-- Excerpt --
********
Skip to content
trans edited this page Mar 16, 2012 · 1 revision

SlashedHash

The concept of a SlashedHash is to flatten down a multi-level Hash structure into a single-level Hash whose keys represent the pathway to the data in the original multi-level structure. For example,

>> sh = {'a' => 'b', 'c' => {'d' => :e, 'f' => ['a', 'b']}, 'd' => ['e', 'f']}.slashed
=> {slashed: "a"=>"b", "c/d"=>:e, "d"=>["e", "f"], "c/f"=>["a", "b"]}

Once you transform a Hash into a SlashedHash, the only negative differences are:

  1. All but the end-point (or 'leaf node') data are turned into strings. Restated: Any data at the "end" of a Hash multi-level structure is left alone, but all keys in between, whether string, symbol, or anything else, is turned into a string in order to pack them together into a "slashed" key.

  2. Speed. A Ruby Hash is built into the core and written mostly in C so it is very fast; but a SlashedHash clones the same C functionality on all the Hash's methods so that it can act as a normal Hash but with more sugar.

Like I said, the above mentioned things are the only negative differences. You can still access items by their original keys -- to continue the example above,

>> sh['c']['d']
=> :e

BUT you can also access the same values by their "slashed" keys:

>> sh['c/d']
=> :e
>> sh['c/f']
=> ["a", "b"]

And you can access the keys either normally or flattened:

>> sh.keys
=> ["a", "c", "d"]
>> sh.flat.keys
=> ["a", "c/d", "d", "c/f"]

Accessing one level into the SlashedHash gives you another SlashedHash, if applicable:

>> sh['c']
=> {slashed: "d"=>:e, "f"=>["a", "b"]}

What good is SlashedHash? What can it do for me?
********
-- Listed entries --
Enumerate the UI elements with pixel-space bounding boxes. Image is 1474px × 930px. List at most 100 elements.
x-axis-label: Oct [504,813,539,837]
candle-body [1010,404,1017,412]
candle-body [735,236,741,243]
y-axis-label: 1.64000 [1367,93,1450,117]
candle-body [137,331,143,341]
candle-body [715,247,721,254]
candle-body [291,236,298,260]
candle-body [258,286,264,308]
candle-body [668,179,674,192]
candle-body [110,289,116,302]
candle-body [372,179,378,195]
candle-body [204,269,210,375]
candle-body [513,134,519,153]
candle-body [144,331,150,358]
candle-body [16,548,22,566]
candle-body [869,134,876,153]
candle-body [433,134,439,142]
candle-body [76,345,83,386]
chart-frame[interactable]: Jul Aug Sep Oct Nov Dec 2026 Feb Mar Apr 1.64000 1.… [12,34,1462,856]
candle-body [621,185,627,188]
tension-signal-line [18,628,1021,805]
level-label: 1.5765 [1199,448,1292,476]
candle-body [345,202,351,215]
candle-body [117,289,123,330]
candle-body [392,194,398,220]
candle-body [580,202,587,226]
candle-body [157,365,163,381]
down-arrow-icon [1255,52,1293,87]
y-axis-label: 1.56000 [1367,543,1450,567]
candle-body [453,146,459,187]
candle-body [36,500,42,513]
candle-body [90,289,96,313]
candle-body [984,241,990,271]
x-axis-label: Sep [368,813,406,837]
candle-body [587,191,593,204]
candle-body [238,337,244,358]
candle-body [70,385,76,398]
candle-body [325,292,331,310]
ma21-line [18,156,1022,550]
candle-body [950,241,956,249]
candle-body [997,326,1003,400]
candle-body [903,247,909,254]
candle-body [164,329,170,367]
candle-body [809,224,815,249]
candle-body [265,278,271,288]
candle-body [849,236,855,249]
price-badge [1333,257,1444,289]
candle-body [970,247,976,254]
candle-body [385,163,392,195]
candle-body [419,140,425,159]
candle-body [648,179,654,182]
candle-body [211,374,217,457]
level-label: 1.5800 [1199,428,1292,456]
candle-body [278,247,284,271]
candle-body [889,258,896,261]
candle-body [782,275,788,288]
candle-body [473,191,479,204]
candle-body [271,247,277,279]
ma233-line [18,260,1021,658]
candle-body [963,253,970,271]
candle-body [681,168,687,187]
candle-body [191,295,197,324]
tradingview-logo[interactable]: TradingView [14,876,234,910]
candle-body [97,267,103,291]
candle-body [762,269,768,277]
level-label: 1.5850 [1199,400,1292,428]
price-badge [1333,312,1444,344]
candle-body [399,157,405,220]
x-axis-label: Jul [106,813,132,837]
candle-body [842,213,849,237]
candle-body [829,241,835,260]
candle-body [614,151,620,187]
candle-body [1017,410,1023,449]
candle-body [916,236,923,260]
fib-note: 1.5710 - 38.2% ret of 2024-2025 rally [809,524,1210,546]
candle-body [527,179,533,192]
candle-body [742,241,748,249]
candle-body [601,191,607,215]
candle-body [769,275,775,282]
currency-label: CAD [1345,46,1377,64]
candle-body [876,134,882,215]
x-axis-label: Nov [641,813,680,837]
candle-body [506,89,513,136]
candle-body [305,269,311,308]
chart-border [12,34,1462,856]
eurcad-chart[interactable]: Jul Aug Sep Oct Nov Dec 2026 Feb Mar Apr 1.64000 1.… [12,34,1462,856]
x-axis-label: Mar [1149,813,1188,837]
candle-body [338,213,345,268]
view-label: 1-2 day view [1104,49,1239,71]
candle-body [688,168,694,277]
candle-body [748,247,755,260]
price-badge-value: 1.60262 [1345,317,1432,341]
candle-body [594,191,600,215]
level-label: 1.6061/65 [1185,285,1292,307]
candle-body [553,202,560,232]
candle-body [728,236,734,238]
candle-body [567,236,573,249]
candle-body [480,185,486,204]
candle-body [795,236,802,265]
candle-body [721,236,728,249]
********
-- Task prompt --
Write out everything in the SlashedHash text from "Accessing one level" down to "it do for me?", word for word.

-- Exercise output --
Accessing one level into the SlashedHash gives you another SlashedHash, if applicable:

>> sh['c']
=> {slashed: "d"=>:e, "f"=>["a", "b"]}

What good is SlashedHash? What can it do for me?